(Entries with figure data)
::::::::::

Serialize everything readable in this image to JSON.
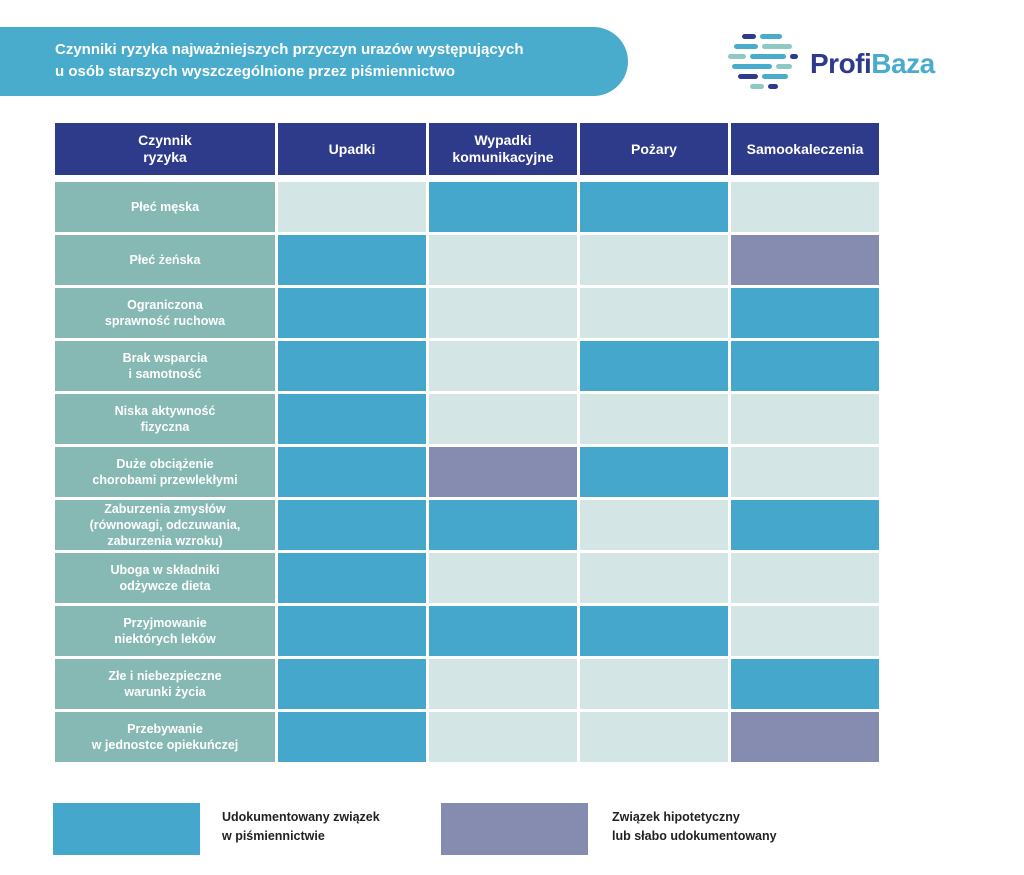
{
  "title": {
    "line1": "Czynniki ryzyka najważniejszych przyczyn urazów występujących",
    "line2": "u osób starszych wyszczególnione przez piśmiennictwo"
  },
  "logo": {
    "part1": "Profi",
    "part2": "Baza"
  },
  "table": {
    "factor_header": [
      "Czynnik",
      "ryzyka"
    ],
    "columns": [
      [
        "Upadki"
      ],
      [
        "Wypadki",
        "komunikacyjne"
      ],
      [
        "Pożary"
      ],
      [
        "Samookaleczenia"
      ]
    ],
    "rows": [
      {
        "factor": [
          "Płeć męska"
        ],
        "cells": [
          "none",
          "doc",
          "doc",
          "none"
        ]
      },
      {
        "factor": [
          "Płeć żeńska"
        ],
        "cells": [
          "doc",
          "none",
          "none",
          "hypo"
        ]
      },
      {
        "factor": [
          "Ograniczona",
          "sprawność ruchowa"
        ],
        "cells": [
          "doc",
          "none",
          "none",
          "doc"
        ]
      },
      {
        "factor": [
          "Brak wsparcia",
          "i samotność"
        ],
        "cells": [
          "doc",
          "none",
          "doc",
          "doc"
        ]
      },
      {
        "factor": [
          "Niska aktywność",
          "fizyczna"
        ],
        "cells": [
          "doc",
          "none",
          "none",
          "none"
        ]
      },
      {
        "factor": [
          "Duże obciążenie",
          "chorobami przewlekłymi"
        ],
        "cells": [
          "doc",
          "hypo",
          "doc",
          "none"
        ]
      },
      {
        "factor": [
          "Zaburzenia zmysłów",
          "(równowagi, odczuwania,",
          "zaburzenia wzroku)"
        ],
        "cells": [
          "doc",
          "doc",
          "none",
          "doc"
        ]
      },
      {
        "factor": [
          "Uboga w składniki",
          "odżywcze dieta"
        ],
        "cells": [
          "doc",
          "none",
          "none",
          "none"
        ]
      },
      {
        "factor": [
          "Przyjmowanie",
          "niektórych leków"
        ],
        "cells": [
          "doc",
          "doc",
          "doc",
          "none"
        ]
      },
      {
        "factor": [
          "Złe i niebezpieczne",
          "warunki życia"
        ],
        "cells": [
          "doc",
          "none",
          "none",
          "doc"
        ]
      },
      {
        "factor": [
          "Przebywanie",
          "w jednostce opiekuńczej"
        ],
        "cells": [
          "doc",
          "none",
          "none",
          "hypo"
        ]
      }
    ]
  },
  "legend": {
    "documented": [
      "Udokumentowany związek",
      "w piśmiennictwie"
    ],
    "hypothetical": [
      "Związek hipotetyczny",
      "lub słabo udokumentowany"
    ]
  },
  "colors": {
    "documented": "#44a7cb",
    "hypothetical": "#868caf",
    "none": "#d4e5e6",
    "header": "#2e3a8a",
    "factor": "#86b9b3",
    "banner": "#4aaccc"
  }
}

::::::::::

The request:
Show every line from the listing above in which the string "hypothetical" appears.

Output below:
    "hypothetical": [
    "hypothetical": "#868caf",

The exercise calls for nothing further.